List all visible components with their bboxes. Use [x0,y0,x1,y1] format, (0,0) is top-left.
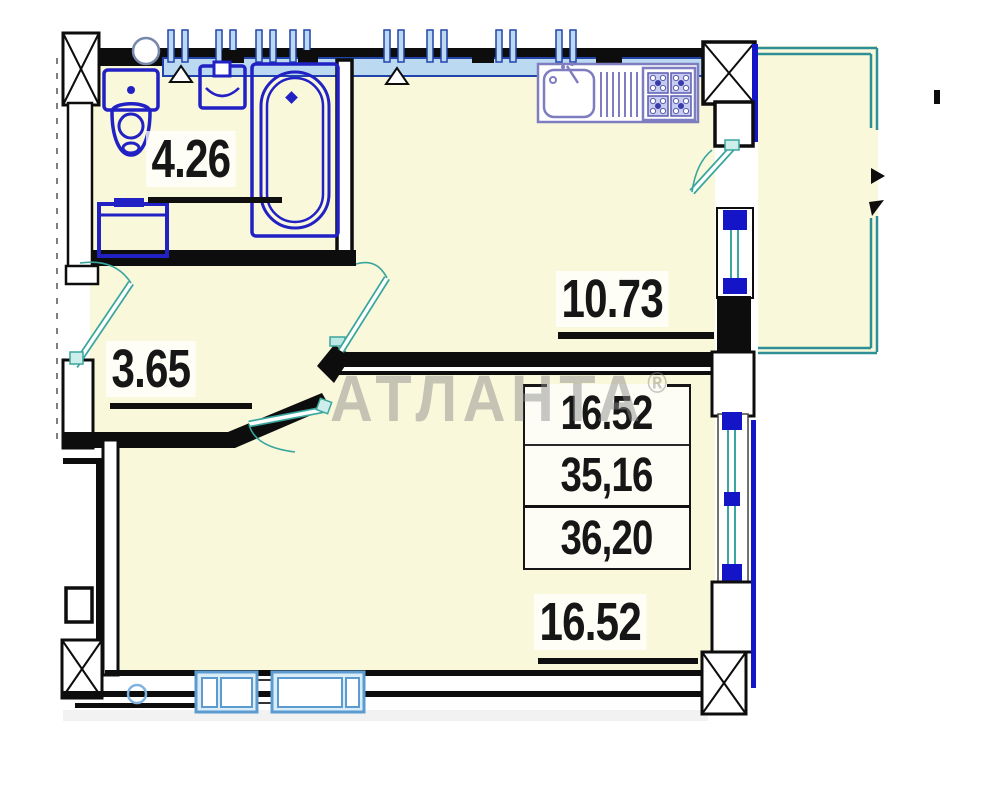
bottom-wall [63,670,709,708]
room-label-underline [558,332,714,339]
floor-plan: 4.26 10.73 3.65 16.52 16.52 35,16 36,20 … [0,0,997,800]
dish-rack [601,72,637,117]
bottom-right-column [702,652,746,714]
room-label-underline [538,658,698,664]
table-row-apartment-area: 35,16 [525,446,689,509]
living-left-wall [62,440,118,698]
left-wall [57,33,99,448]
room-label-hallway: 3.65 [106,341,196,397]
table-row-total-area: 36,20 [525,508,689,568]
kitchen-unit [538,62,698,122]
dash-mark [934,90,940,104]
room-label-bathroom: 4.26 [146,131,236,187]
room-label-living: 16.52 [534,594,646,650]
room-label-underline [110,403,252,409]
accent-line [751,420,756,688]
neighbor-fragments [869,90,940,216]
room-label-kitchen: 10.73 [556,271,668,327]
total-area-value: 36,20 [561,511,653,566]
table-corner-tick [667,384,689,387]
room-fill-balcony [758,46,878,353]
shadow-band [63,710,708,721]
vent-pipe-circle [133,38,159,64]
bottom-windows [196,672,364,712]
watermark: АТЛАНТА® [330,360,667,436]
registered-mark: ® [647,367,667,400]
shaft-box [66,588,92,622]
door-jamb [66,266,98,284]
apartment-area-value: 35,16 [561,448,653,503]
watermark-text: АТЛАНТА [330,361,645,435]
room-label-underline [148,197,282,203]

----

Turn every line of the records above into a numbered list, skipping blank lines and leaving out the pictures.

1. List all visible components with their bboxes. Use [x0,y0,x1,y1] format, (0,0) is top-left.
2. bottom-wall [63,670,709,708]
3. room-label-underline [558,332,714,339]
4. floor-plan: 4.26 10.73 3.65 16.52 16.52 35,16 36,20 … [0,0,997,800]
5. dish-rack [601,72,637,117]
6. bottom-right-column [702,652,746,714]
7. room-label-underline [538,658,698,664]
8. table-row-apartment-area: 35,16 [525,446,689,509]
9. living-left-wall [62,440,118,698]
10. left-wall [57,33,99,448]
11. room-label-hallway: 3.65 [106,341,196,397]
12. table-row-total-area: 36,20 [525,508,689,568]
13. kitchen-unit [538,62,698,122]
14. dash-mark [934,90,940,104]
15. room-label-bathroom: 4.26 [146,131,236,187]
16. room-label-living: 16.52 [534,594,646,650]
17. room-label-underline [110,403,252,409]
18. accent-line [751,420,756,688]
19. neighbor-fragments [869,90,940,216]
20. room-label-kitchen: 10.73 [556,271,668,327]
21. total-area-value: 36,20 [561,511,653,566]
22. table-corner-tick [667,384,689,387]
23. room-fill-balcony [758,46,878,353]
24. shadow-band [63,710,708,721]
25. vent-pipe-circle [133,38,159,64]
26. bottom-windows [196,672,364,712]
27. watermark: АТЛАНТА® [330,360,667,436]
28. registered-mark: ® [647,367,667,400]
29. shaft-box [66,588,92,622]
30. door-jamb [66,266,98,284]
31. apartment-area-value: 35,16 [561,448,653,503]
32. watermark-text: АТЛАНТА [330,361,645,435]
33. room-label-underline [148,197,282,203]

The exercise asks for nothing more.